## Task goal:
Return every one of the following entries unchanged, character for character.

## Records supplied:
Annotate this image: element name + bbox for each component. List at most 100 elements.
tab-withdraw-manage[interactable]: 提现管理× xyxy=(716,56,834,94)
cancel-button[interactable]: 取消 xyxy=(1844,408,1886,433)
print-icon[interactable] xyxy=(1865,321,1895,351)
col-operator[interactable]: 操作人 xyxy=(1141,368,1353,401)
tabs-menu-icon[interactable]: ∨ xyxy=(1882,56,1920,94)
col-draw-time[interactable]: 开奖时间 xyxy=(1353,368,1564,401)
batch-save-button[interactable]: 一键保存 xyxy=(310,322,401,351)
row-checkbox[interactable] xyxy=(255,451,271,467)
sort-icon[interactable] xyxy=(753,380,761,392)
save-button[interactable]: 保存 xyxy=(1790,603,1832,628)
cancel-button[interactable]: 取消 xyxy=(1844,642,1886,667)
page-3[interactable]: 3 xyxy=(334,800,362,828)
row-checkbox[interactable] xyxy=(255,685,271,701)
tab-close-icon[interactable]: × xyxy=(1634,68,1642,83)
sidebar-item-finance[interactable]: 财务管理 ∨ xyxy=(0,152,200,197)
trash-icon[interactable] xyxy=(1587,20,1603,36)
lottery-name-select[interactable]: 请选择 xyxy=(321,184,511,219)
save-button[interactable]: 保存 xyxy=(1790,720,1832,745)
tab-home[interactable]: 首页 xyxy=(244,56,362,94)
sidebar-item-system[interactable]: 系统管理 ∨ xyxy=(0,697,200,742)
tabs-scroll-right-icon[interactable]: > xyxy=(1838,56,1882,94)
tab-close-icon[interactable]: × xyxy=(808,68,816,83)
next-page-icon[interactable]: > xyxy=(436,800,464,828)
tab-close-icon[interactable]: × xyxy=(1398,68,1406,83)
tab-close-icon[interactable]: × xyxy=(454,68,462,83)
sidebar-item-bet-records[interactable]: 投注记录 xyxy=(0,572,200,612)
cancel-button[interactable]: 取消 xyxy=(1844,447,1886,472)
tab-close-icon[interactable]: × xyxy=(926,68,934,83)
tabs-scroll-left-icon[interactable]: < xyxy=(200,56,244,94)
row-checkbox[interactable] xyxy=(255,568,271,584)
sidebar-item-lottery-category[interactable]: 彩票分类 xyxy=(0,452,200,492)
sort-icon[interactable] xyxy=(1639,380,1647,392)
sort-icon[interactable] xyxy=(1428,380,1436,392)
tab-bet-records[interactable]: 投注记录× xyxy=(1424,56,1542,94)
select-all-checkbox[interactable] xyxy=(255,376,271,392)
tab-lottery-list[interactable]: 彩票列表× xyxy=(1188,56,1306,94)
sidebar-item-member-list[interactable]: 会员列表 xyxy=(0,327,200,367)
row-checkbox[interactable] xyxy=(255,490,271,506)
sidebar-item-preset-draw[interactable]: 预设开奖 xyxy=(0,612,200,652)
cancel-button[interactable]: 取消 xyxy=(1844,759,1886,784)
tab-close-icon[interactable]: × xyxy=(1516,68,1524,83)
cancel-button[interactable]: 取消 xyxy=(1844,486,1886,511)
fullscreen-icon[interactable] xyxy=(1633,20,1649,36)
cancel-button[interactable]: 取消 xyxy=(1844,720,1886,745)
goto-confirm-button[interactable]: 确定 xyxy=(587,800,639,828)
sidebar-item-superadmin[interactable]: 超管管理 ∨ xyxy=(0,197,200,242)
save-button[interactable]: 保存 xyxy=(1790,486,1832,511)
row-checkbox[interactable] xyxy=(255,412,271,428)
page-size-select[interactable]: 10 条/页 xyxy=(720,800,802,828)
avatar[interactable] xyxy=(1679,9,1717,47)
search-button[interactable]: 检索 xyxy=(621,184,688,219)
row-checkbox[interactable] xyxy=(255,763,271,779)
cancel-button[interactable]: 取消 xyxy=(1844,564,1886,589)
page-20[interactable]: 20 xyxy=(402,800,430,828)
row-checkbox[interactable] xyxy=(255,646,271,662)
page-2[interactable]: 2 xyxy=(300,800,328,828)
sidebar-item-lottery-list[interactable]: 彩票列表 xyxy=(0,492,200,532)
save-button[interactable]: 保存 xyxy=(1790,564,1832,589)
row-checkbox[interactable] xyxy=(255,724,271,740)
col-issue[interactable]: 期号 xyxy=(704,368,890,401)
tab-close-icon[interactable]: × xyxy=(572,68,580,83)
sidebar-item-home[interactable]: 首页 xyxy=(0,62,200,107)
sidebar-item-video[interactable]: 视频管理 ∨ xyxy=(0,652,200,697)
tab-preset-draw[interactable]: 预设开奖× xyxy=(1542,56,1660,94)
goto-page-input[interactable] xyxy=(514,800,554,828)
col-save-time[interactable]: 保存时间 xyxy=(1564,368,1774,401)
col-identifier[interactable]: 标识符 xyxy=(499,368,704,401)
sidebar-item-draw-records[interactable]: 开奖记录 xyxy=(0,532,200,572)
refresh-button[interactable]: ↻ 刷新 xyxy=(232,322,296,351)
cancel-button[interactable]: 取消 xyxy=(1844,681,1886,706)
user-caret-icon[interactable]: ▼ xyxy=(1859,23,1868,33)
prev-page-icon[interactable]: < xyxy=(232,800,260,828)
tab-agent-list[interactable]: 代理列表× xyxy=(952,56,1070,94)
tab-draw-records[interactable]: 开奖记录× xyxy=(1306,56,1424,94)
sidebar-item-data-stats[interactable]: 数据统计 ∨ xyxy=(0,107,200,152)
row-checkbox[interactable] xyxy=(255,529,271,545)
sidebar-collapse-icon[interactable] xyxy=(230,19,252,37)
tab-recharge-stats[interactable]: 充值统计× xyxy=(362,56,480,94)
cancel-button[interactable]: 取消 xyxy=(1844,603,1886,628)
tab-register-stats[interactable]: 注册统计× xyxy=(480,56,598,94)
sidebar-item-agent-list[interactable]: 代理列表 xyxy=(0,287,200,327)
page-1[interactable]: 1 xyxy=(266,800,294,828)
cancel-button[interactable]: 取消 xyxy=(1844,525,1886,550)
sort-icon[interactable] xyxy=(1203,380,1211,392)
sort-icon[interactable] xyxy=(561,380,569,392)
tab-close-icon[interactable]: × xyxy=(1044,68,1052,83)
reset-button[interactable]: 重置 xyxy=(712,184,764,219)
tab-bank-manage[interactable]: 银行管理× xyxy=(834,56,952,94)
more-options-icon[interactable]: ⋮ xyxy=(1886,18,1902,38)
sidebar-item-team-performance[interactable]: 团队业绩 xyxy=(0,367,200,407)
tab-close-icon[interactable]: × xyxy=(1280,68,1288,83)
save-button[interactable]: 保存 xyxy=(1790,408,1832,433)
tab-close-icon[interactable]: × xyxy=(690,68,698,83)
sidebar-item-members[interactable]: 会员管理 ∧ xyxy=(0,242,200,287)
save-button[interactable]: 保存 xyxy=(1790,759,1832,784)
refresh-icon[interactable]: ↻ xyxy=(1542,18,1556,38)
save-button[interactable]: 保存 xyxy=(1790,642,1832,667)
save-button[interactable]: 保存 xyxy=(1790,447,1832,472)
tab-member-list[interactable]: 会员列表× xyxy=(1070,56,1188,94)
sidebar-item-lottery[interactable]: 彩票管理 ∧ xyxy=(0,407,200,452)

## Result of the task:
Annotate this image: element name + bbox for each component. List at most 100 elements.
tab-withdraw-manage[interactable]: 提现管理× xyxy=(716,56,834,94)
cancel-button[interactable]: 取消 xyxy=(1844,408,1886,433)
print-icon[interactable] xyxy=(1865,321,1895,351)
col-operator[interactable]: 操作人 xyxy=(1141,368,1353,401)
tabs-menu-icon[interactable]: ∨ xyxy=(1882,56,1920,94)
col-draw-time[interactable]: 开奖时间 xyxy=(1353,368,1564,401)
batch-save-button[interactable]: 一键保存 xyxy=(310,322,401,351)
row-checkbox[interactable] xyxy=(255,451,271,467)
sort-icon[interactable] xyxy=(753,380,761,392)
save-button[interactable]: 保存 xyxy=(1790,603,1832,628)
cancel-button[interactable]: 取消 xyxy=(1844,642,1886,667)
page-3[interactable]: 3 xyxy=(334,800,362,828)
row-checkbox[interactable] xyxy=(255,685,271,701)
tab-close-icon[interactable]: × xyxy=(1634,68,1642,83)
sidebar-item-finance[interactable]: 财务管理 ∨ xyxy=(0,152,200,197)
trash-icon[interactable] xyxy=(1587,20,1603,36)
lottery-name-select[interactable]: 请选择 xyxy=(321,184,511,219)
save-button[interactable]: 保存 xyxy=(1790,720,1832,745)
tab-home[interactable]: 首页 xyxy=(244,56,362,94)
sidebar-item-system[interactable]: 系统管理 ∨ xyxy=(0,697,200,742)
tabs-scroll-right-icon[interactable]: > xyxy=(1838,56,1882,94)
tab-close-icon[interactable]: × xyxy=(808,68,816,83)
next-page-icon[interactable]: > xyxy=(436,800,464,828)
tab-close-icon[interactable]: × xyxy=(1398,68,1406,83)
tab-close-icon[interactable]: × xyxy=(454,68,462,83)
sidebar-item-bet-records[interactable]: 投注记录 xyxy=(0,572,200,612)
cancel-button[interactable]: 取消 xyxy=(1844,447,1886,472)
tab-close-icon[interactable]: × xyxy=(926,68,934,83)
tabs-scroll-left-icon[interactable]: < xyxy=(200,56,244,94)
row-checkbox[interactable] xyxy=(255,568,271,584)
sidebar-item-lottery-category[interactable]: 彩票分类 xyxy=(0,452,200,492)
sort-icon[interactable] xyxy=(1639,380,1647,392)
sort-icon[interactable] xyxy=(1428,380,1436,392)
tab-bet-records[interactable]: 投注记录× xyxy=(1424,56,1542,94)
select-all-checkbox[interactable] xyxy=(255,376,271,392)
tab-lottery-list[interactable]: 彩票列表× xyxy=(1188,56,1306,94)
sidebar-item-member-list[interactable]: 会员列表 xyxy=(0,327,200,367)
row-checkbox[interactable] xyxy=(255,490,271,506)
sidebar-item-preset-draw[interactable]: 预设开奖 xyxy=(0,612,200,652)
cancel-button[interactable]: 取消 xyxy=(1844,759,1886,784)
tab-close-icon[interactable]: × xyxy=(1516,68,1524,83)
cancel-button[interactable]: 取消 xyxy=(1844,486,1886,511)
fullscreen-icon[interactable] xyxy=(1633,20,1649,36)
cancel-button[interactable]: 取消 xyxy=(1844,720,1886,745)
goto-confirm-button[interactable]: 确定 xyxy=(587,800,639,828)
sidebar-item-superadmin[interactable]: 超管管理 ∨ xyxy=(0,197,200,242)
save-button[interactable]: 保存 xyxy=(1790,486,1832,511)
row-checkbox[interactable] xyxy=(255,412,271,428)
page-size-select[interactable]: 10 条/页 xyxy=(720,800,802,828)
avatar[interactable] xyxy=(1679,9,1717,47)
search-button[interactable]: 检索 xyxy=(621,184,688,219)
row-checkbox[interactable] xyxy=(255,763,271,779)
cancel-button[interactable]: 取消 xyxy=(1844,564,1886,589)
page-20[interactable]: 20 xyxy=(402,800,430,828)
row-checkbox[interactable] xyxy=(255,646,271,662)
page-2[interactable]: 2 xyxy=(300,800,328,828)
sidebar-item-lottery-list[interactable]: 彩票列表 xyxy=(0,492,200,532)
save-button[interactable]: 保存 xyxy=(1790,564,1832,589)
row-checkbox[interactable] xyxy=(255,724,271,740)
col-issue[interactable]: 期号 xyxy=(704,368,890,401)
tab-close-icon[interactable]: × xyxy=(572,68,580,83)
sidebar-item-home[interactable]: 首页 xyxy=(0,62,200,107)
sidebar-item-video[interactable]: 视频管理 ∨ xyxy=(0,652,200,697)
tab-preset-draw[interactable]: 预设开奖× xyxy=(1542,56,1660,94)
goto-page-input[interactable] xyxy=(514,800,554,828)
col-save-time[interactable]: 保存时间 xyxy=(1564,368,1774,401)
col-identifier[interactable]: 标识符 xyxy=(499,368,704,401)
sidebar-item-draw-records[interactable]: 开奖记录 xyxy=(0,532,200,572)
refresh-button[interactable]: ↻ 刷新 xyxy=(232,322,296,351)
cancel-button[interactable]: 取消 xyxy=(1844,681,1886,706)
user-caret-icon[interactable]: ▼ xyxy=(1859,23,1868,33)
prev-page-icon[interactable]: < xyxy=(232,800,260,828)
tab-agent-list[interactable]: 代理列表× xyxy=(952,56,1070,94)
tab-draw-records[interactable]: 开奖记录× xyxy=(1306,56,1424,94)
sidebar-item-data-stats[interactable]: 数据统计 ∨ xyxy=(0,107,200,152)
row-checkbox[interactable] xyxy=(255,529,271,545)
sidebar-collapse-icon[interactable] xyxy=(230,19,252,37)
tab-recharge-stats[interactable]: 充值统计× xyxy=(362,56,480,94)
cancel-button[interactable]: 取消 xyxy=(1844,603,1886,628)
tab-register-stats[interactable]: 注册统计× xyxy=(480,56,598,94)
sidebar-item-agent-list[interactable]: 代理列表 xyxy=(0,287,200,327)
page-1[interactable]: 1 xyxy=(266,800,294,828)
cancel-button[interactable]: 取消 xyxy=(1844,525,1886,550)
sort-icon[interactable] xyxy=(1203,380,1211,392)
sort-icon[interactable] xyxy=(561,380,569,392)
tab-close-icon[interactable]: × xyxy=(1044,68,1052,83)
reset-button[interactable]: 重置 xyxy=(712,184,764,219)
tab-bank-manage[interactable]: 银行管理× xyxy=(834,56,952,94)
more-options-icon[interactable]: ⋮ xyxy=(1886,18,1902,38)
sidebar-item-team-performance[interactable]: 团队业绩 xyxy=(0,367,200,407)
tab-close-icon[interactable]: × xyxy=(1280,68,1288,83)
save-button[interactable]: 保存 xyxy=(1790,408,1832,433)
tab-close-icon[interactable]: × xyxy=(690,68,698,83)
sidebar-item-members[interactable]: 会员管理 ∧ xyxy=(0,242,200,287)
save-button[interactable]: 保存 xyxy=(1790,759,1832,784)
refresh-icon[interactable]: ↻ xyxy=(1542,18,1556,38)
save-button[interactable]: 保存 xyxy=(1790,642,1832,667)
save-button[interactable]: 保存 xyxy=(1790,447,1832,472)
tab-member-list[interactable]: 会员列表× xyxy=(1070,56,1188,94)
sidebar-item-lottery[interactable]: 彩票管理 ∧ xyxy=(0,407,200,452)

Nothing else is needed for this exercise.